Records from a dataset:
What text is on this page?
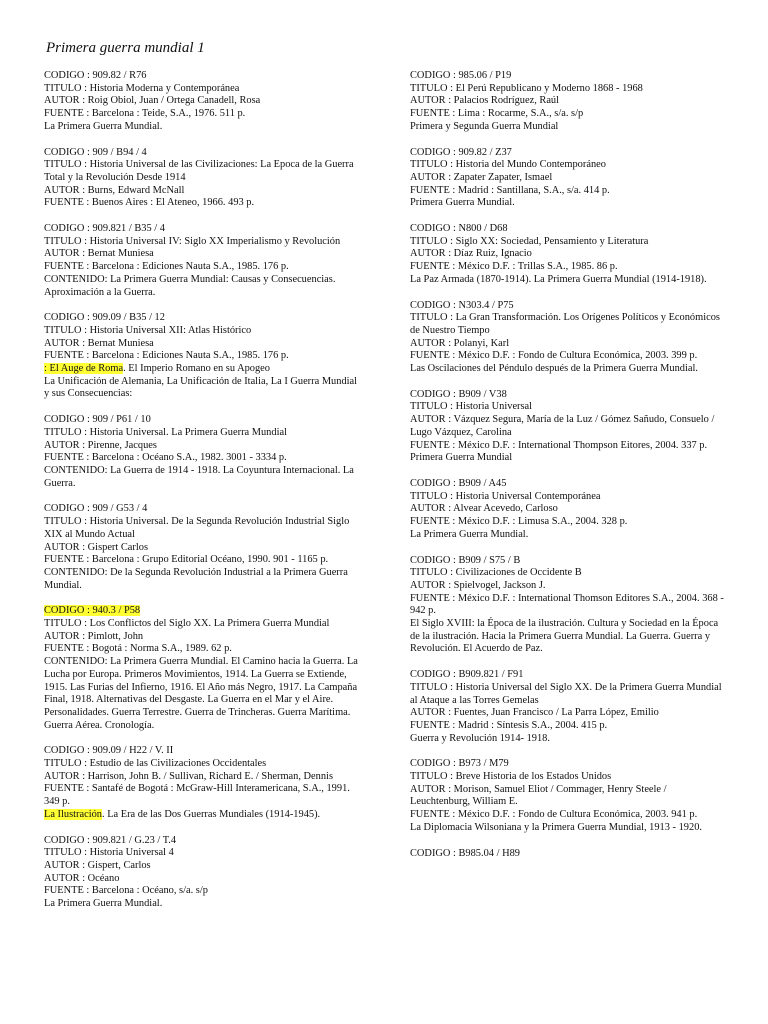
Primera guerra mundial 1
CODIGO : 909.82 / R76
TITULO : Historia Moderna y Contemporánea
AUTOR : Roig Obiol, Juan / Ortega Canadell, Rosa
FUENTE : Barcelona : Teide, S.A., 1976. 511 p.
La Primera Guerra Mundial.
CODIGO : 909 / B94 / 4
TITULO : Historia Universal de las Civilizaciones: La Epoca de la Guerra Total y la Revolución Desde 1914
AUTOR : Burns, Edward McNall
FUENTE : Buenos Aires : El Ateneo, 1966. 493 p.
CODIGO : 909.821 / B35 / 4
TITULO : Historia Universal IV: Siglo XX Imperialismo y Revolución
AUTOR : Bernat Muniesa
FUENTE : Barcelona : Ediciones Nauta S.A., 1985. 176 p.
CONTENIDO: La Primera Guerra Mundial: Causas y Consecuencias. Aproximación a la Guerra.
CODIGO : 909.09 / B35 / 12
TITULO : Historia Universal XII: Atlas Histórico
AUTOR : Bernat Muniesa
FUENTE : Barcelona : Ediciones Nauta S.A., 1985. 176 p.
: El Auge de Roma. El Imperio Romano en su Apogeo
La Unificación de Alemania, La Unificación de Italia, La I Guerra Mundial y sus Consecuencias:
CODIGO : 909 / P61 / 10
TITULO : Historia Universal. La Primera Guerra Mundial
AUTOR : Pirenne, Jacques
FUENTE : Barcelona : Océano S.A., 1982. 3001 - 3334 p.
CONTENIDO: La Guerra de 1914 - 1918. La Coyuntura Internacional. La Guerra.
CODIGO : 909 / G53 / 4
TITULO : Historia Universal. De la Segunda Revolución Industrial Siglo XIX al Mundo Actual
AUTOR : Gispert Carlos
FUENTE : Barcelona : Grupo Editorial Océano, 1990. 901 - 1165 p.
CONTENIDO: De la Segunda Revolución Industrial a la Primera Guerra Mundial.
CODIGO : 940.3 / P58
TITULO : Los Conflictos del Siglo XX. La Primera Guerra Mundial
AUTOR : Pimlott, John
FUENTE : Bogotá : Norma S.A., 1989. 62 p.
CONTENIDO: La Primera Guerra Mundial. El Camino hacia la Guerra. La Lucha por Europa. Primeros Movimientos, 1914. La Guerra se Extiende, 1915. Las Furias del Infierno, 1916. El Año más Negro, 1917. La Campaña Final, 1918. Alternativas del Desgaste. La Guerra en el Mar y el Aire. Personalidades. Guerra Terrestre. Guerra de Trincheras. Guerra Marítima. Guerra Aérea. Cronología.
CODIGO : 909.09 / H22 / V. II
TITULO : Estudio de las Civilizaciones Occidentales
AUTOR : Harrison, John B. / Sullivan, Richard E. / Sherman, Dennis
FUENTE : Santafé de Bogotá : McGraw-Hill Interamericana, S.A., 1991. 349 p.
La Ilustración. La Era de las Dos Guerras Mundiales (1914-1945).
CODIGO : 909.821 / G.23 / T.4
TITULO : Historia Universal 4
AUTOR : Gispert, Carlos
AUTOR : Océano
FUENTE : Barcelona : Océano, s/a. s/p
La Primera Guerra Mundial.
CODIGO : 985.06 / P19
TITULO : El Perú Republicano y Moderno 1868 - 1968
AUTOR : Palacios Rodríguez, Raúl
FUENTE : Lima : Rocarme, S.A., s/a. s/p
Primera y Segunda Guerra Mundial
CODIGO : 909.82 / Z37
TITULO : Historia del Mundo Contemporáneo
AUTOR : Zapater Zapater, Ismael
FUENTE : Madrid : Santillana, S.A., s/a. 414 p.
Primera Guerra Mundial.
CODIGO : N800 / D68
TITULO : Siglo XX: Sociedad, Pensamiento y Literatura
AUTOR : Díaz Ruiz, Ignacio
FUENTE : México D.F. : Trillas S.A., 1985. 86 p.
La Paz Armada (1870-1914). La Primera Guerra Mundial (1914-1918).
CODIGO : N303.4 / P75
TITULO : La Gran Transformación. Los Orígenes Políticos y Económicos de Nuestro Tiempo
AUTOR : Polanyi, Karl
FUENTE : México D.F. : Fondo de Cultura Económica, 2003. 399 p.
Las Oscilaciones del Péndulo después de la Primera Guerra Mundial.
CODIGO : B909 / V38
TITULO : Historia Universal
AUTOR : Vázquez Segura, María de la Luz / Gómez Sañudo, Consuelo / Lugo Vázquez, Carolina
FUENTE : México D.F. : International Thompson Eitores, 2004. 337 p.
Primera Guerra Mundial
CODIGO : B909 / A45
TITULO : Historia Universal Contemporánea
AUTOR : Alvear Acevedo, Carloso
FUENTE : México D.F. : Limusa S.A., 2004. 328 p.
La Primera Guerra Mundial.
CODIGO : B909 / S75 / B
TITULO : Civilizaciones de Occidente B
AUTOR : Spielvogel, Jackson J.
FUENTE : México D.F. : International Thomson Editores S.A., 2004. 368 - 942 p.
El Siglo XVIII: la Época de la ilustración. Cultura y Sociedad en la Época de la ilustración. Hacia la Primera Guerra Mundial. La Guerra. Guerra y Revolución. El Acuerdo de Paz.
CODIGO : B909.821 / F91
TITULO : Historia Universal del Siglo XX. De la Primera Guerra Mundial al Ataque a las Torres Gemelas
AUTOR : Fuentes, Juan Francisco / La Parra López, Emilio
FUENTE : Madrid : Síntesis S.A., 2004. 415 p.
Guerra y Revolución 1914- 1918.
CODIGO : B973 / M79
TITULO : Breve Historia de los Estados Unidos
AUTOR : Morison, Samuel Eliot / Commager, Henry Steele / Leuchtenburg, William E.
FUENTE : México D.F. : Fondo de Cultura Económica, 2003. 941 p.
La Diplomacia Wilsoniana y la Primera Guerra Mundial, 1913 - 1920.
CODIGO : B985.04 / H89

What the task asks: Return each line above exactly; any pictures are to be skipped.

Task answer:
What text is on this page?
Primera guerra mundial 1
CODIGO : 909.82 / R76
TITULO : Historia Moderna y Contemporánea
AUTOR : Roig Obiol, Juan / Ortega Canadell, Rosa
FUENTE : Barcelona : Teide, S.A., 1976. 511 p.
La Primera Guerra Mundial.
CODIGO : 909 / B94 / 4
TITULO : Historia Universal de las Civilizaciones: La Epoca de la Guerra Total y la Revolución Desde 1914
AUTOR : Burns, Edward McNall
FUENTE : Buenos Aires : El Ateneo, 1966. 493 p.
CODIGO : 909.821 / B35 / 4
TITULO : Historia Universal IV: Siglo XX Imperialismo y Revolución
AUTOR : Bernat Muniesa
FUENTE : Barcelona : Ediciones Nauta S.A., 1985. 176 p.
CONTENIDO: La Primera Guerra Mundial: Causas y Consecuencias. Aproximación a la Guerra.
CODIGO : 909.09 / B35 / 12
TITULO : Historia Universal XII: Atlas Histórico
AUTOR : Bernat Muniesa
FUENTE : Barcelona : Ediciones Nauta S.A., 1985. 176 p.
: El Auge de Roma. El Imperio Romano en su Apogeo
La Unificación de Alemania, La Unificación de Italia, La I Guerra Mundial y sus Consecuencias:
CODIGO : 909 / P61 / 10
TITULO : Historia Universal. La Primera Guerra Mundial
AUTOR : Pirenne, Jacques
FUENTE : Barcelona : Océano S.A., 1982. 3001 - 3334 p.
CONTENIDO: La Guerra de 1914 - 1918. La Coyuntura Internacional. La Guerra.
CODIGO : 909 / G53 / 4
TITULO : Historia Universal. De la Segunda Revolución Industrial Siglo XIX al Mundo Actual
AUTOR : Gispert Carlos
FUENTE : Barcelona : Grupo Editorial Océano, 1990. 901 - 1165 p.
CONTENIDO: De la Segunda Revolución Industrial a la Primera Guerra Mundial.
CODIGO : 940.3 / P58
TITULO : Los Conflictos del Siglo XX. La Primera Guerra Mundial
AUTOR : Pimlott, John
FUENTE : Bogotá : Norma S.A., 1989. 62 p.
CONTENIDO: La Primera Guerra Mundial. El Camino hacia la Guerra. La Lucha por Europa. Primeros Movimientos, 1914. La Guerra se Extiende, 1915. Las Furias del Infierno, 1916. El Año más Negro, 1917. La Campaña Final, 1918. Alternativas del Desgaste. La Guerra en el Mar y el Aire. Personalidades. Guerra Terrestre. Guerra de Trincheras. Guerra Marítima. Guerra Aérea. Cronología.
CODIGO : 909.09 / H22 / V. II
TITULO : Estudio de las Civilizaciones Occidentales
AUTOR : Harrison, John B. / Sullivan, Richard E. / Sherman, Dennis
FUENTE : Santafé de Bogotá : McGraw-Hill Interamericana, S.A., 1991. 349 p.
La Ilustración. La Era de las Dos Guerras Mundiales (1914-1945).
CODIGO : 909.821 / G.23 / T.4
TITULO : Historia Universal 4
AUTOR : Gispert, Carlos
AUTOR : Océano
FUENTE : Barcelona : Océano, s/a. s/p
La Primera Guerra Mundial.
CODIGO : 985.06 / P19
TITULO : El Perú Republicano y Moderno 1868 - 1968
AUTOR : Palacios Rodríguez, Raúl
FUENTE : Lima : Rocarme, S.A., s/a. s/p
Primera y Segunda Guerra Mundial
CODIGO : 909.82 / Z37
TITULO : Historia del Mundo Contemporáneo
AUTOR : Zapater Zapater, Ismael
FUENTE : Madrid : Santillana, S.A., s/a. 414 p.
Primera Guerra Mundial.
CODIGO : N800 / D68
TITULO : Siglo XX: Sociedad, Pensamiento y Literatura
AUTOR : Díaz Ruiz, Ignacio
FUENTE : México D.F. : Trillas S.A., 1985. 86 p.
La Paz Armada (1870-1914). La Primera Guerra Mundial (1914-1918).
CODIGO : N303.4 / P75
TITULO : La Gran Transformación. Los Orígenes Políticos y Económicos de Nuestro Tiempo
AUTOR : Polanyi, Karl
FUENTE : México D.F. : Fondo de Cultura Económica, 2003. 399 p.
Las Oscilaciones del Péndulo después de la Primera Guerra Mundial.
CODIGO : B909 / V38
TITULO : Historia Universal
AUTOR : Vázquez Segura, María de la Luz / Gómez Sañudo, Consuelo / Lugo Vázquez, Carolina
FUENTE : México D.F. : International Thompson Eitores, 2004. 337 p.
Primera Guerra Mundial
CODIGO : B909 / A45
TITULO : Historia Universal Contemporánea
AUTOR : Alvear Acevedo, Carloso
FUENTE : México D.F. : Limusa S.A., 2004. 328 p.
La Primera Guerra Mundial.
CODIGO : B909 / S75 / B
TITULO : Civilizaciones de Occidente B
AUTOR : Spielvogel, Jackson J.
FUENTE : México D.F. : International Thomson Editores S.A., 2004. 368 - 942 p.
El Siglo XVIII: la Época de la ilustración. Cultura y Sociedad en la Época de la ilustración. Hacia la Primera Guerra Mundial. La Guerra. Guerra y Revolución. El Acuerdo de Paz.
CODIGO : B909.821 / F91
TITULO : Historia Universal del Siglo XX. De la Primera Guerra Mundial al Ataque a las Torres Gemelas
AUTOR : Fuentes, Juan Francisco / La Parra López, Emilio
FUENTE : Madrid : Síntesis S.A., 2004. 415 p.
Guerra y Revolución 1914- 1918.
CODIGO : B973 / M79
TITULO : Breve Historia de los Estados Unidos
AUTOR : Morison, Samuel Eliot / Commager, Henry Steele / Leuchtenburg, William E.
FUENTE : México D.F. : Fondo de Cultura Económica, 2003. 941 p.
La Diplomacia Wilsoniana y la Primera Guerra Mundial, 1913 - 1920.
CODIGO : B985.04 / H89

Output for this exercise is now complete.